## Instructions to follow
Transcribe the material in full. Nothing should differ except that the pictures are left out.
++++ The input
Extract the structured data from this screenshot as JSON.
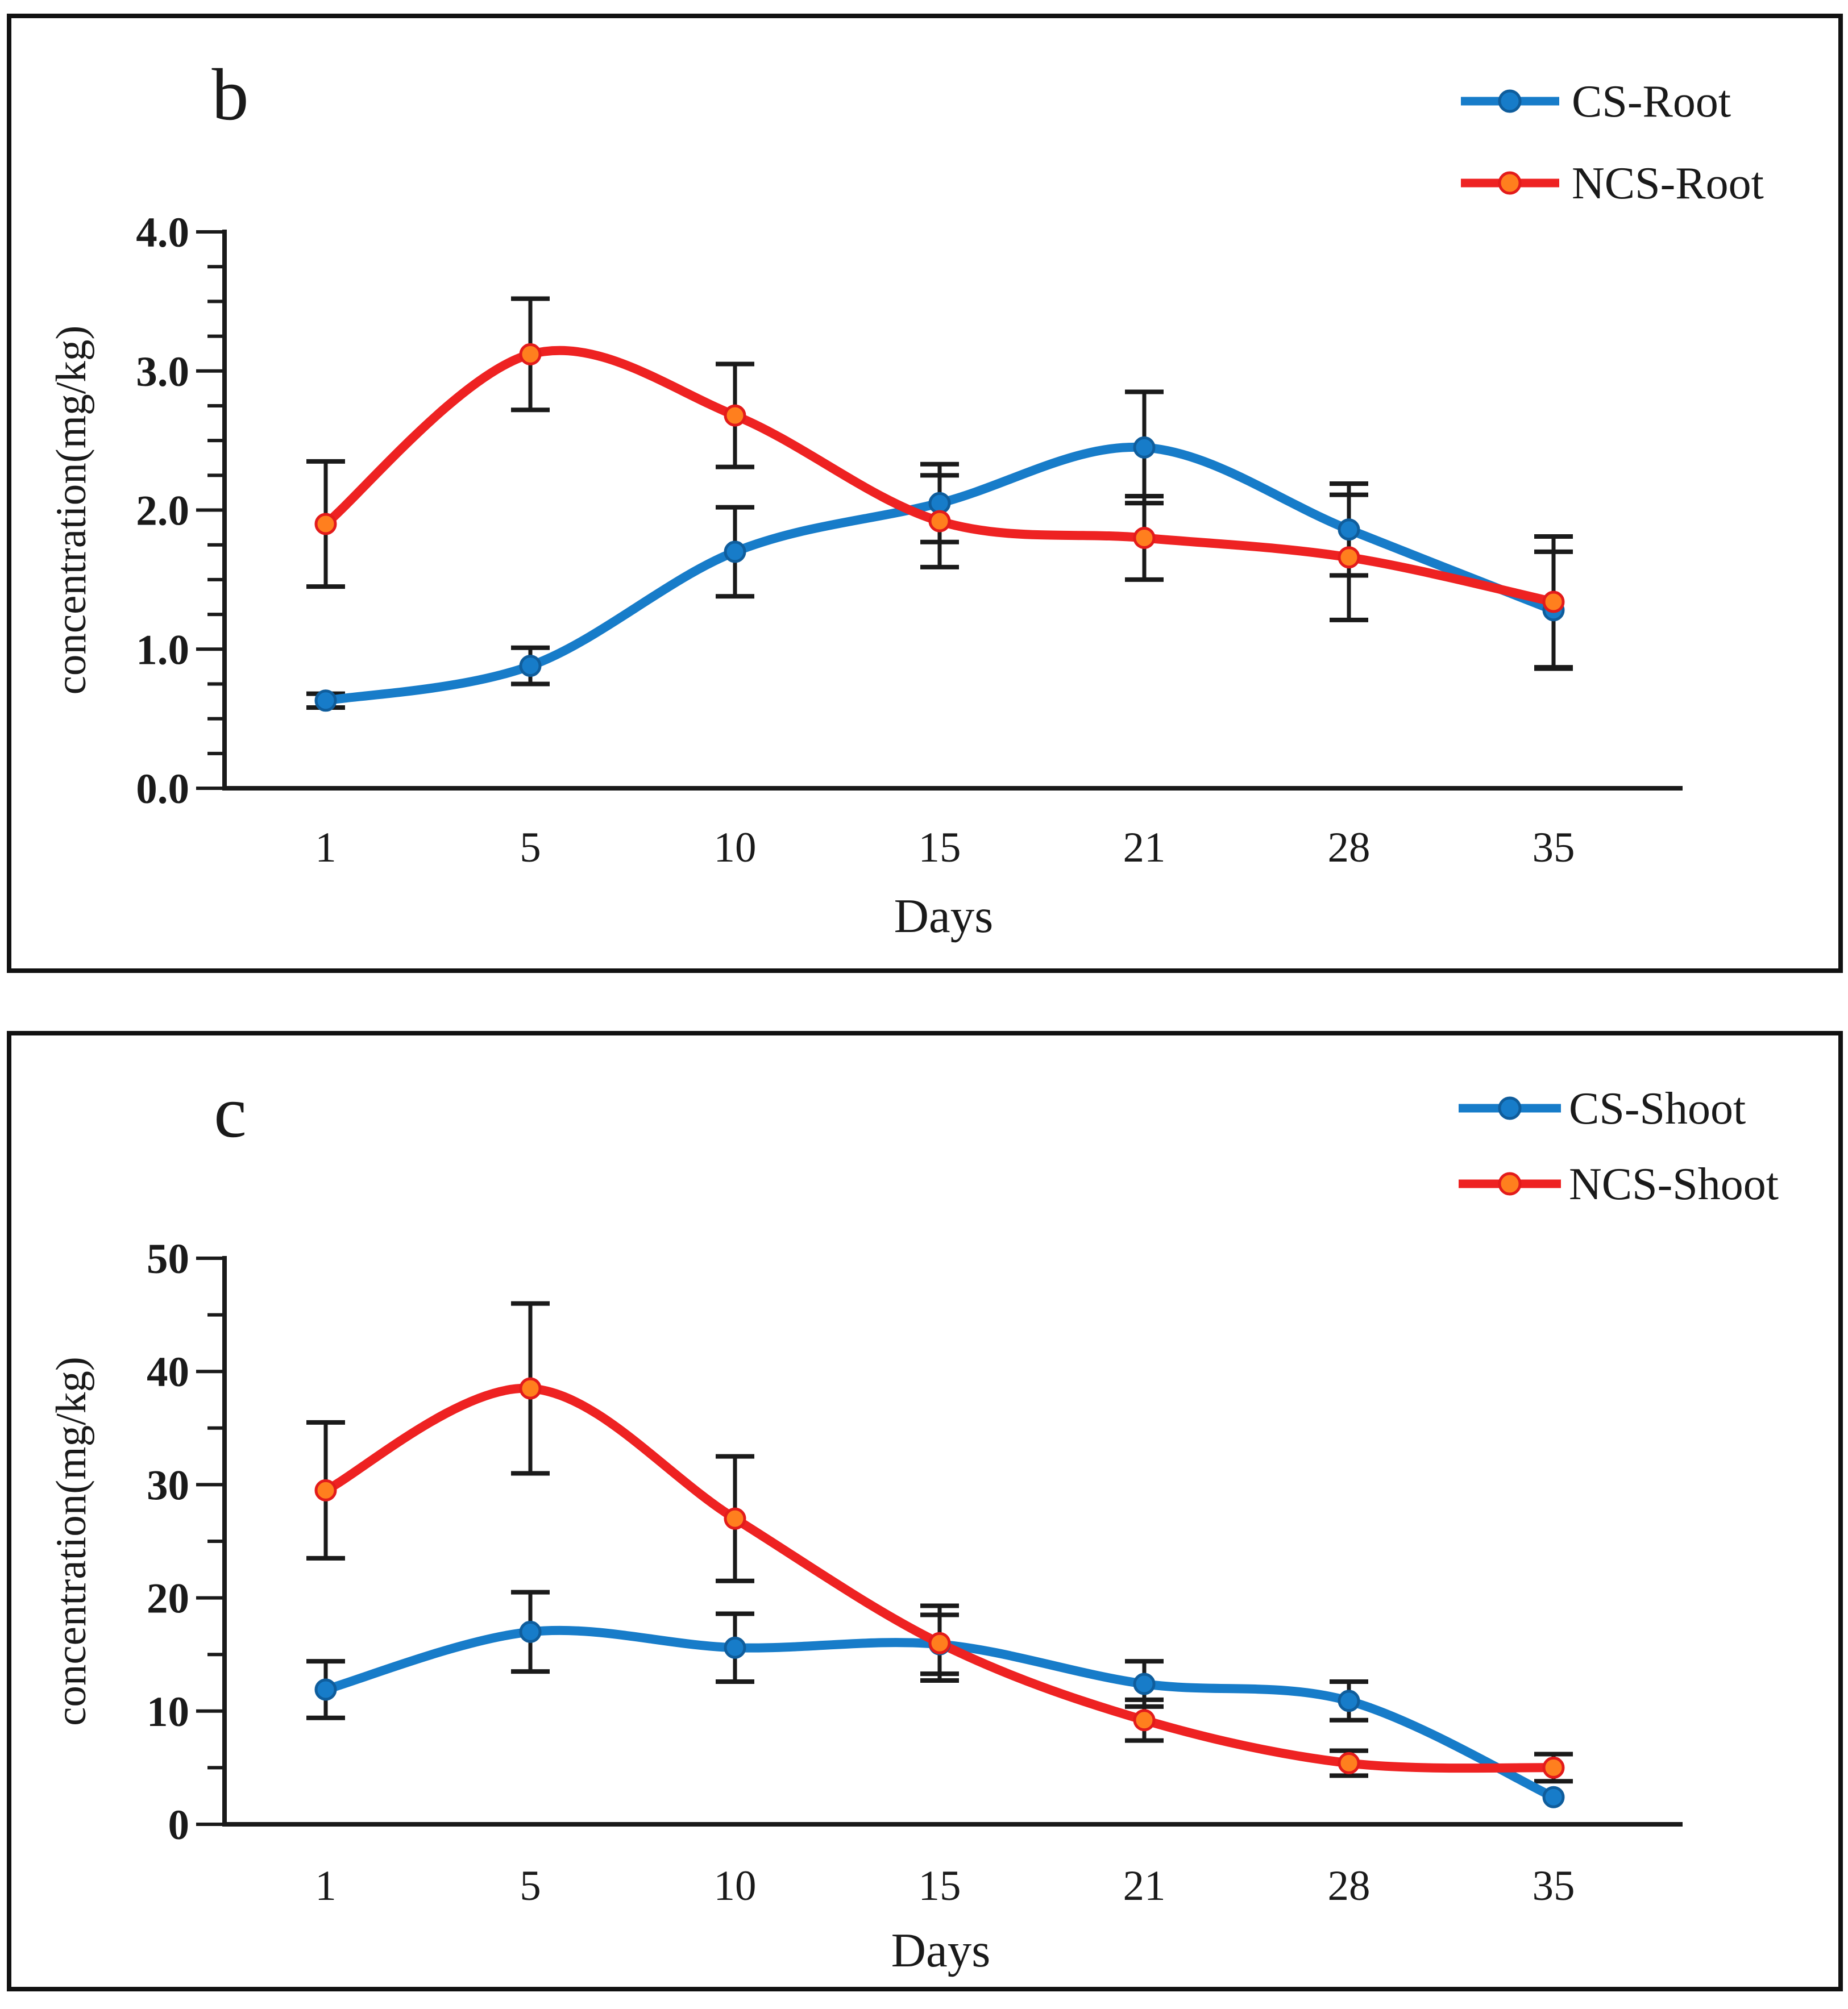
{
  "figure": {
    "background": "#ffffff",
    "border_color": "#111111",
    "axis_color": "#1a1a1a",
    "error_bar_color": "#1a1a1a"
  },
  "chart_data": [
    {
      "type": "line",
      "panel_label": "b",
      "x_categories": [
        "1",
        "5",
        "10",
        "15",
        "21",
        "28",
        "35"
      ],
      "xlabel": "Days",
      "ylabel": "concentration(mg/kg)",
      "ylim": [
        0,
        4
      ],
      "ytick_labels": [
        "0.0",
        "1.0",
        "2.0",
        "3.0",
        "4.0"
      ],
      "ytick_major_step": 1,
      "ytick_minor_step": 0.25,
      "grid": false,
      "legend_position": "top-right",
      "series": [
        {
          "name": "CS-Root",
          "line_color": "#177cc9",
          "marker_fill": "#177cc9",
          "marker_stroke": "#0f5d9c",
          "values": [
            0.63,
            0.88,
            1.7,
            2.05,
            2.45,
            1.86,
            1.28
          ],
          "errors": [
            0.05,
            0.13,
            0.32,
            0.28,
            0.4,
            0.33,
            0.42
          ]
        },
        {
          "name": "NCS-Root",
          "line_color": "#ee2222",
          "marker_fill": "#ff7f1e",
          "marker_stroke": "#e31b1b",
          "values": [
            1.9,
            3.12,
            2.68,
            1.92,
            1.8,
            1.66,
            1.34
          ],
          "errors": [
            0.45,
            0.4,
            0.37,
            0.33,
            0.3,
            0.45,
            0.47
          ]
        }
      ]
    },
    {
      "type": "line",
      "panel_label": "c",
      "x_categories": [
        "1",
        "5",
        "10",
        "15",
        "21",
        "28",
        "35"
      ],
      "xlabel": "Days",
      "ylabel": "concentration(mg/kg)",
      "ylim": [
        0,
        50
      ],
      "ytick_labels": [
        "0",
        "10",
        "20",
        "30",
        "40",
        "50"
      ],
      "ytick_major_step": 10,
      "ytick_minor_step": 5,
      "grid": false,
      "legend_position": "top-right",
      "series": [
        {
          "name": "CS-Shoot",
          "line_color": "#177cc9",
          "marker_fill": "#177cc9",
          "marker_stroke": "#0f5d9c",
          "values": [
            11.9,
            17.0,
            15.6,
            15.9,
            12.4,
            10.9,
            2.4
          ],
          "errors": [
            2.5,
            3.5,
            3.0,
            2.6,
            2.0,
            1.7,
            0
          ]
        },
        {
          "name": "NCS-Shoot",
          "line_color": "#ee2222",
          "marker_fill": "#ff7f1e",
          "marker_stroke": "#e31b1b",
          "values": [
            29.5,
            38.5,
            27.0,
            16.0,
            9.2,
            5.4,
            5.0
          ],
          "errors": [
            6.0,
            7.5,
            5.5,
            3.3,
            1.8,
            1.1,
            1.2
          ]
        }
      ]
    }
  ]
}
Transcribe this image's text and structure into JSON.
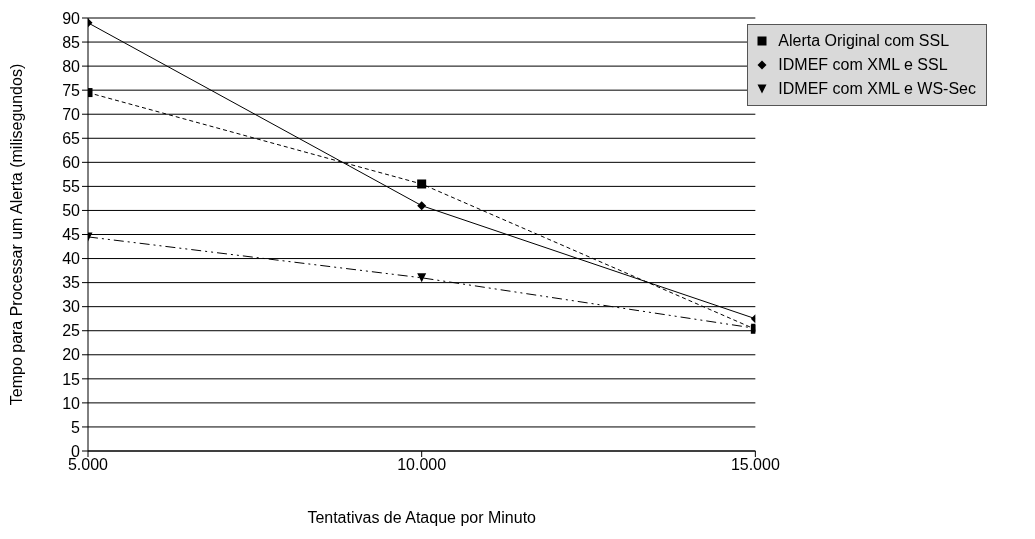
{
  "chart_data": {
    "type": "line",
    "xlabel": "Tentativas de Ataque por Minuto",
    "ylabel": "Tempo para Processar um Alerta (milisegundos)",
    "x": [
      5000,
      10000,
      15000
    ],
    "series": [
      {
        "name": "Alerta Original com SSL",
        "color": "#000000",
        "values": [
          74.5,
          55.5,
          25.3
        ],
        "marker": "square",
        "line_style": "dashed"
      },
      {
        "name": "IDMEF com XML e SSL",
        "color": "#000000",
        "values": [
          89,
          51,
          27.5
        ],
        "marker": "diamond",
        "line_style": "solid"
      },
      {
        "name": "IDMEF com XML e WS-Sec",
        "color": "#000000",
        "values": [
          44.5,
          36,
          25.5
        ],
        "marker": "triangle",
        "line_style": "dashdot"
      }
    ],
    "xlim": [
      5000,
      15000
    ],
    "xticks": [
      {
        "value": 5000,
        "label": "5.000"
      },
      {
        "value": 10000,
        "label": "10.000"
      },
      {
        "value": 15000,
        "label": "15.000"
      }
    ],
    "ylim": [
      0,
      90
    ],
    "yticks": [
      0,
      5,
      10,
      15,
      20,
      25,
      30,
      35,
      40,
      45,
      50,
      55,
      60,
      65,
      70,
      75,
      80,
      85,
      90
    ],
    "grid": "y",
    "legend": "top right"
  }
}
++++++++
## Solution
Extract the structured data from this screenshot as JSON.
{
  "figure": {
    "background": "#ffffff",
    "border_color": "#111111",
    "axis_color": "#1a1a1a",
    "error_bar_color": "#1a1a1a"
  },
  "chart_data": [
    {
      "type": "line",
      "panel_label": "b",
      "x_categories": [
        "1",
        "5",
        "10",
        "15",
        "21",
        "28",
        "35"
      ],
      "xlabel": "Days",
      "ylabel": "concentration(mg/kg)",
      "ylim": [
        0,
        4
      ],
      "ytick_labels": [
        "0.0",
        "1.0",
        "2.0",
        "3.0",
        "4.0"
      ],
      "ytick_major_step": 1,
      "ytick_minor_step": 0.25,
      "grid": false,
      "legend_position": "top-right",
      "series": [
        {
          "name": "CS-Root",
          "line_color": "#177cc9",
          "marker_fill": "#177cc9",
          "marker_stroke": "#0f5d9c",
          "values": [
            0.63,
            0.88,
            1.7,
            2.05,
            2.45,
            1.86,
            1.28
          ],
          "errors": [
            0.05,
            0.13,
            0.32,
            0.28,
            0.4,
            0.33,
            0.42
          ]
        },
        {
          "name": "NCS-Root",
          "line_color": "#ee2222",
          "marker_fill": "#ff7f1e",
          "marker_stroke": "#e31b1b",
          "values": [
            1.9,
            3.12,
            2.68,
            1.92,
            1.8,
            1.66,
            1.34
          ],
          "errors": [
            0.45,
            0.4,
            0.37,
            0.33,
            0.3,
            0.45,
            0.47
          ]
        }
      ]
    },
    {
      "type": "line",
      "panel_label": "c",
      "x_categories": [
        "1",
        "5",
        "10",
        "15",
        "21",
        "28",
        "35"
      ],
      "xlabel": "Days",
      "ylabel": "concentration(mg/kg)",
      "ylim": [
        0,
        50
      ],
      "ytick_labels": [
        "0",
        "10",
        "20",
        "30",
        "40",
        "50"
      ],
      "ytick_major_step": 10,
      "ytick_minor_step": 5,
      "grid": false,
      "legend_position": "top-right",
      "series": [
        {
          "name": "CS-Shoot",
          "line_color": "#177cc9",
          "marker_fill": "#177cc9",
          "marker_stroke": "#0f5d9c",
          "values": [
            11.9,
            17.0,
            15.6,
            15.9,
            12.4,
            10.9,
            2.4
          ],
          "errors": [
            2.5,
            3.5,
            3.0,
            2.6,
            2.0,
            1.7,
            0
          ]
        },
        {
          "name": "NCS-Shoot",
          "line_color": "#ee2222",
          "marker_fill": "#ff7f1e",
          "marker_stroke": "#e31b1b",
          "values": [
            29.5,
            38.5,
            27.0,
            16.0,
            9.2,
            5.4,
            5.0
          ],
          "errors": [
            6.0,
            7.5,
            5.5,
            3.3,
            1.8,
            1.1,
            1.2
          ]
        }
      ]
    }
  ]
}
Transcribe this image's text and structure into JSON.
{
  "chart_data": {
    "type": "line",
    "xlabel": "Tentativas de Ataque por Minuto",
    "ylabel": "Tempo para Processar um Alerta (milisegundos)",
    "x": [
      5000,
      10000,
      15000
    ],
    "series": [
      {
        "name": "Alerta Original com SSL",
        "color": "#000000",
        "values": [
          74.5,
          55.5,
          25.3
        ],
        "marker": "square",
        "line_style": "dashed"
      },
      {
        "name": "IDMEF com XML e SSL",
        "color": "#000000",
        "values": [
          89,
          51,
          27.5
        ],
        "marker": "diamond",
        "line_style": "solid"
      },
      {
        "name": "IDMEF com XML e WS-Sec",
        "color": "#000000",
        "values": [
          44.5,
          36,
          25.5
        ],
        "marker": "triangle",
        "line_style": "dashdot"
      }
    ],
    "xlim": [
      5000,
      15000
    ],
    "xticks": [
      {
        "value": 5000,
        "label": "5.000"
      },
      {
        "value": 10000,
        "label": "10.000"
      },
      {
        "value": 15000,
        "label": "15.000"
      }
    ],
    "ylim": [
      0,
      90
    ],
    "yticks": [
      0,
      5,
      10,
      15,
      20,
      25,
      30,
      35,
      40,
      45,
      50,
      55,
      60,
      65,
      70,
      75,
      80,
      85,
      90
    ],
    "grid": "y",
    "legend": "top right"
  }
}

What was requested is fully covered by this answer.